→ Brief:
Reproduce the rows from the line with "- Text: (b)" up to and including the last row, swapping "shaft" for "beam" and leaving everything else as it is. Omit the pictures from your answer.

◇ ◇ ◇ ◇ ◇ ◇ ◇

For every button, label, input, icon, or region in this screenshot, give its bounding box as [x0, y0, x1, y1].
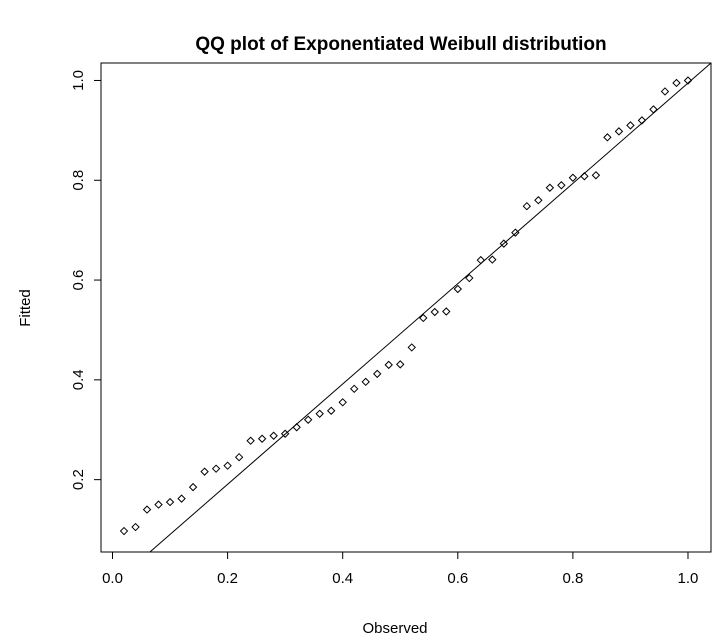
- data-point: [465, 273, 474, 283]
- y-tick-label: 0.8: [70, 170, 87, 191]
- plot-frame: [100, 62, 712, 553]
- x-tick-label: 0.0: [102, 570, 123, 587]
- y-tick-label: 1.0: [70, 70, 87, 91]
- x-axis-label: Observed: [362, 620, 427, 637]
- data-point: [534, 196, 543, 205]
- data-point: [591, 171, 601, 180]
- data-point: [200, 467, 209, 476]
- data-point: [142, 505, 152, 514]
- y-tick-label: 0.2: [70, 469, 87, 490]
- data-point: [280, 429, 290, 438]
- data-point: [430, 307, 439, 317]
- data-point: [580, 172, 589, 181]
- data-point: [165, 497, 175, 507]
- chart-title: QQ plot of Exponentiated Weibull distrib…: [195, 34, 606, 55]
- x-tick-label: 0.8: [562, 570, 583, 587]
- x-tick-label: 0.4: [332, 570, 353, 587]
- data-point: [649, 105, 658, 114]
- data-point: [246, 436, 255, 445]
- data-point: [557, 181, 566, 190]
- data-point: [453, 284, 462, 294]
- data-point: [188, 482, 198, 492]
- x-tick-label: 0.2: [217, 570, 238, 587]
- x-tick-label: 0.6: [447, 570, 468, 587]
- data-point: [361, 377, 370, 387]
- y-axis: 0.2 0.4 0.6 0.8 1.0: [70, 70, 102, 490]
- data-point: [419, 313, 428, 323]
- data-point: [511, 228, 520, 237]
- x-tick-label: 1.0: [678, 570, 699, 587]
- data-point: [373, 369, 382, 379]
- y-tick-label: 0.4: [70, 369, 87, 390]
- data-point: [223, 461, 232, 470]
- data-point: [234, 452, 244, 462]
- data-point: [350, 384, 359, 394]
- data-point: [315, 409, 324, 418]
- data-point: [407, 343, 416, 352]
- y-tick-label: 0.6: [70, 270, 87, 291]
- data-point: [499, 239, 509, 248]
- data-point: [545, 183, 555, 192]
- data-point: [326, 406, 336, 415]
- data-point: [177, 494, 186, 503]
- data-point: [614, 127, 624, 136]
- data-point: [131, 522, 140, 532]
- data-point: [396, 360, 405, 369]
- x-axis: 0.0 0.2 0.4 0.6 0.8 1.0: [102, 551, 699, 587]
- data-point: [522, 202, 532, 211]
- data-point: [119, 526, 129, 536]
- data-point: [257, 434, 267, 443]
- data-point: [683, 76, 693, 85]
- data-point: [442, 307, 451, 316]
- data-point: [660, 87, 670, 96]
- data-point: [672, 78, 681, 88]
- data-points: [119, 76, 693, 536]
- data-point: [476, 255, 486, 265]
- reference-line: [149, 62, 712, 553]
- data-point: [338, 398, 347, 407]
- y-axis-label: Fitted: [17, 289, 34, 327]
- data-point: [154, 500, 163, 509]
- data-point: [292, 423, 301, 432]
- data-point: [269, 431, 278, 440]
- data-point: [303, 415, 313, 424]
- data-point: [488, 255, 497, 264]
- data-point: [384, 360, 393, 370]
- data-point: [211, 464, 221, 473]
- data-point: [626, 121, 635, 130]
- data-point: [568, 173, 578, 182]
- data-point: [637, 116, 647, 125]
- data-point: [603, 133, 612, 142]
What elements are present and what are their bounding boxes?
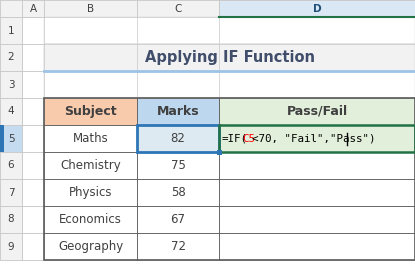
Text: 7: 7 (8, 187, 14, 197)
Bar (0, 71, 22, 98)
Bar (0, 0, 44, 17)
Bar (137, 0, 219, 17)
Bar (22, 233, 44, 260)
Bar (44, 0, 137, 17)
Bar (44, 125, 137, 152)
Bar (22, 206, 44, 233)
Bar (44, 98, 137, 125)
Bar (0, 17, 22, 44)
Bar (0, 125, 4, 152)
Bar (44, 17, 415, 44)
Bar (219, 98, 415, 125)
Text: Chemistry: Chemistry (60, 159, 121, 172)
Text: B: B (87, 3, 94, 13)
Bar (219, 206, 415, 233)
Text: Pass/Fail: Pass/Fail (286, 105, 348, 118)
Bar (219, 233, 415, 260)
Bar (137, 179, 219, 206)
Bar (0, 179, 22, 206)
Bar (137, 125, 219, 152)
Bar (22, 125, 44, 152)
Text: D: D (312, 3, 321, 13)
Bar (44, 98, 415, 260)
Bar (44, 44, 415, 71)
Text: 9: 9 (8, 242, 14, 252)
Text: 5: 5 (8, 134, 14, 144)
Text: C: C (174, 3, 182, 13)
Bar (44, 44, 415, 71)
Bar (0, 233, 22, 260)
Text: 4: 4 (8, 106, 14, 116)
Bar (22, 152, 44, 179)
Text: 2: 2 (8, 53, 14, 63)
Text: <70, "Fail","Pass"): <70, "Fail","Pass") (252, 134, 376, 144)
Bar (137, 98, 219, 125)
Text: Maths: Maths (73, 132, 108, 145)
Text: 67: 67 (171, 213, 186, 226)
Text: Subject: Subject (64, 105, 117, 118)
Bar (219, 179, 415, 206)
Bar (0, 125, 22, 152)
Text: A: A (29, 3, 37, 13)
Bar (219, 152, 415, 179)
Bar (219, 0, 415, 17)
Text: 82: 82 (171, 132, 186, 145)
Text: Geography: Geography (58, 240, 123, 253)
Bar (137, 152, 219, 179)
Bar (44, 233, 137, 260)
Bar (44, 71, 415, 98)
Text: 75: 75 (171, 159, 186, 172)
Bar (22, 71, 44, 98)
Text: 6: 6 (8, 161, 14, 171)
Bar (0, 152, 22, 179)
Text: 1: 1 (8, 26, 14, 35)
Text: Applying IF Function: Applying IF Function (144, 50, 315, 65)
Text: Economics: Economics (59, 213, 122, 226)
Bar (137, 233, 219, 260)
Bar (217, 149, 222, 154)
Bar (219, 125, 415, 152)
Bar (22, 179, 44, 206)
Text: C5: C5 (242, 134, 255, 144)
Bar (22, 44, 44, 71)
Bar (44, 179, 137, 206)
Text: =IF(: =IF( (222, 134, 248, 144)
Bar (219, 125, 415, 152)
Text: Marks: Marks (157, 105, 199, 118)
Bar (0, 44, 22, 71)
Bar (22, 98, 44, 125)
Text: Physics: Physics (69, 186, 112, 199)
Bar (44, 206, 137, 233)
Text: 8: 8 (8, 214, 14, 224)
Bar (22, 17, 44, 44)
Bar (44, 152, 137, 179)
Bar (137, 125, 219, 152)
Text: 3: 3 (8, 79, 14, 89)
Text: 72: 72 (171, 240, 186, 253)
Bar (0, 206, 22, 233)
Bar (137, 206, 219, 233)
Text: 58: 58 (171, 186, 186, 199)
Bar (22, 0, 44, 17)
Bar (0, 98, 22, 125)
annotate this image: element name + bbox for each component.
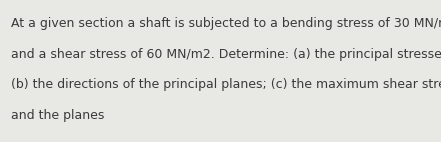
- Text: (b) the directions of the principal planes; (c) the maximum shear stress: (b) the directions of the principal plan…: [11, 78, 441, 91]
- Text: and the planes: and the planes: [11, 109, 105, 122]
- Text: At a given section a shaft is subjected to a bending stress of 30 MN/m2: At a given section a shaft is subjected …: [11, 17, 441, 30]
- Text: and a shear stress of 60 MN/m2. Determine: (a) the principal stresses;: and a shear stress of 60 MN/m2. Determin…: [11, 48, 441, 61]
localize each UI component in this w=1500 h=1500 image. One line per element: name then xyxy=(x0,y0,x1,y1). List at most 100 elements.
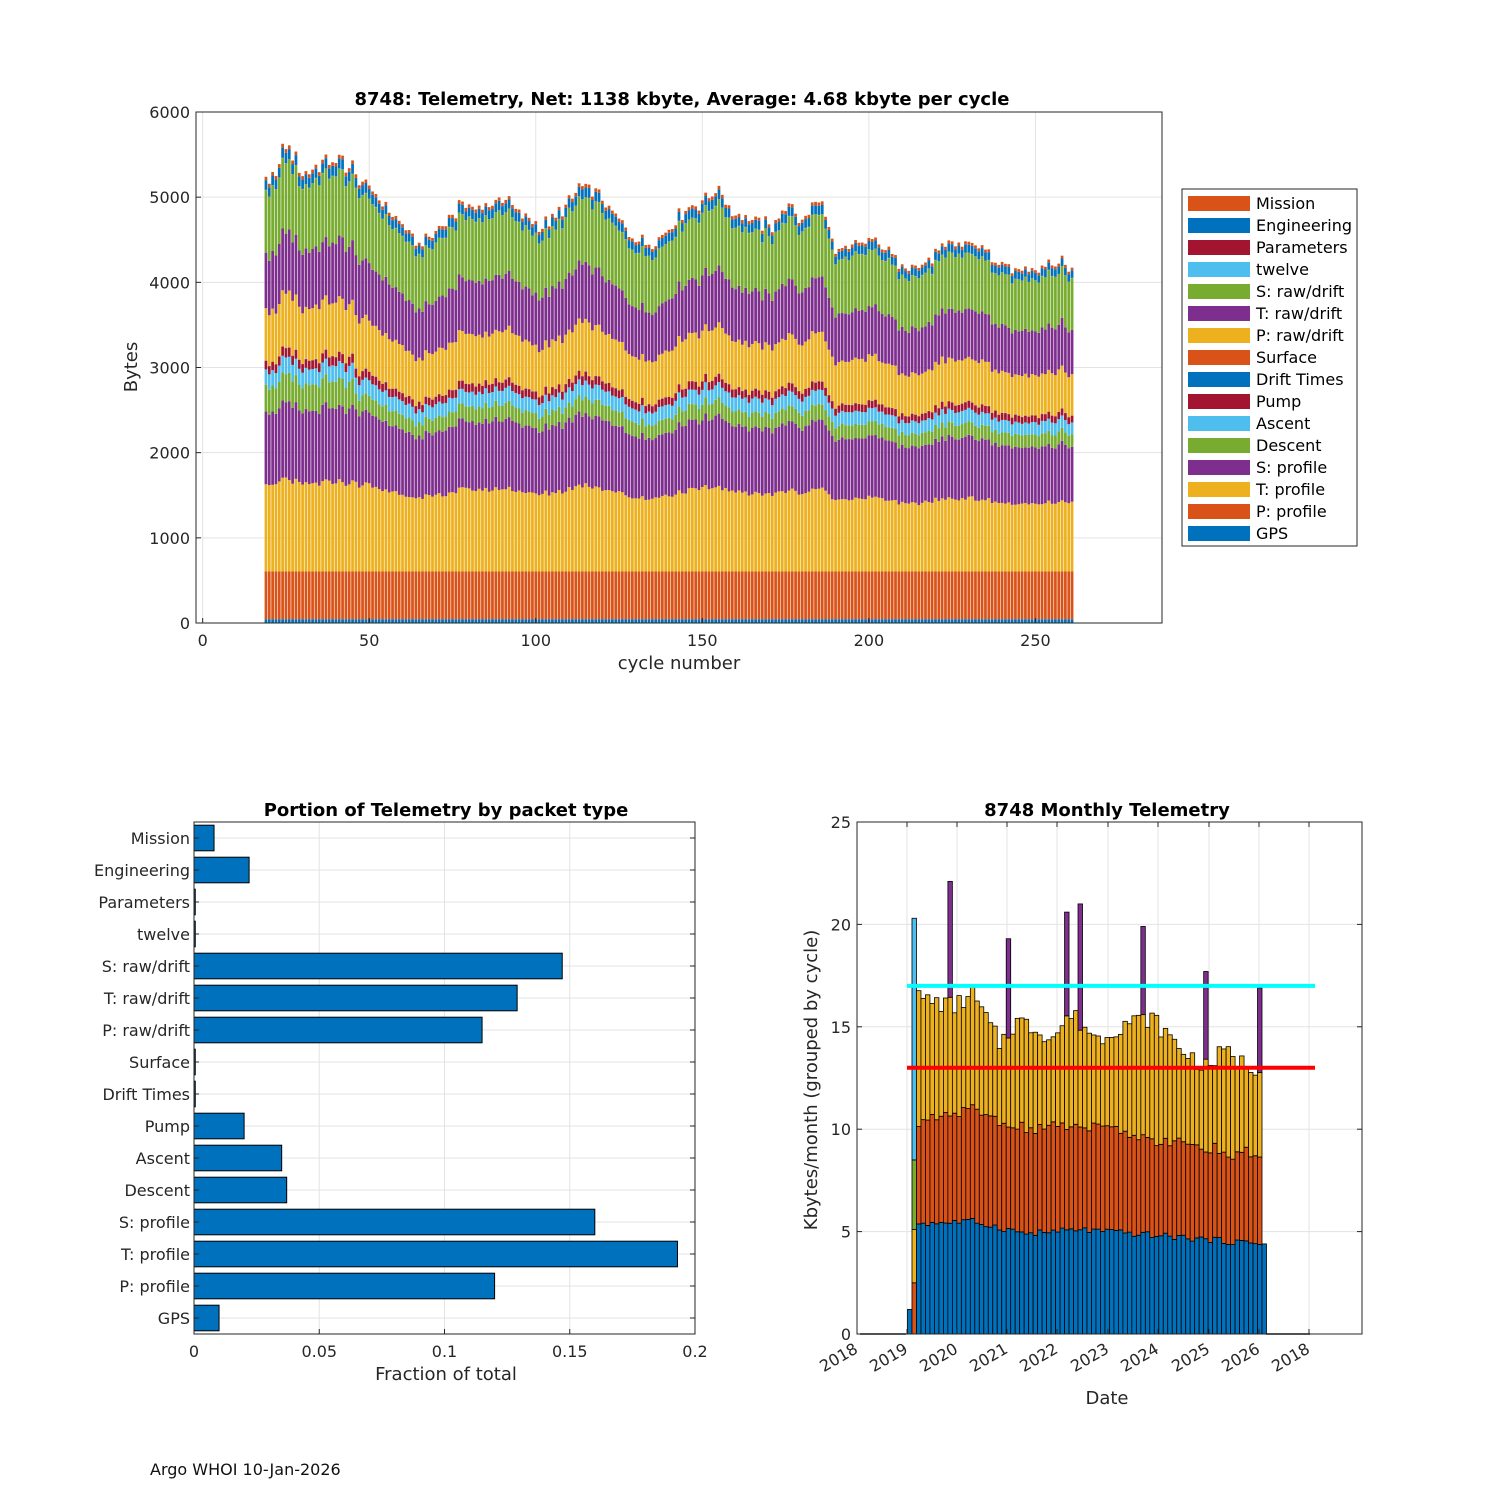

◇ ◇ ◇ ◇ ◇ ◇ ◇

→ Answer for the task:
- Text: (b) the directions of the principal planes; (c) the maximum shear stress: (b) the directions of the principal plan…: [11, 78, 441, 91]
- Text: and the planes: and the planes: [11, 109, 105, 122]
- Text: At a given section a beam is subjected to a bending stress of 30 MN/m2: At a given section a beam is subjected …: [11, 17, 441, 30]
- Text: and a shear stress of 60 MN/m2. Determine: (a) the principal stresses;: and a shear stress of 60 MN/m2. Determin…: [11, 48, 441, 61]
localize each UI component in this w=1500 h=1500 image. One line per element: name then xyxy=(x0,y0,x1,y1). List at most 100 elements.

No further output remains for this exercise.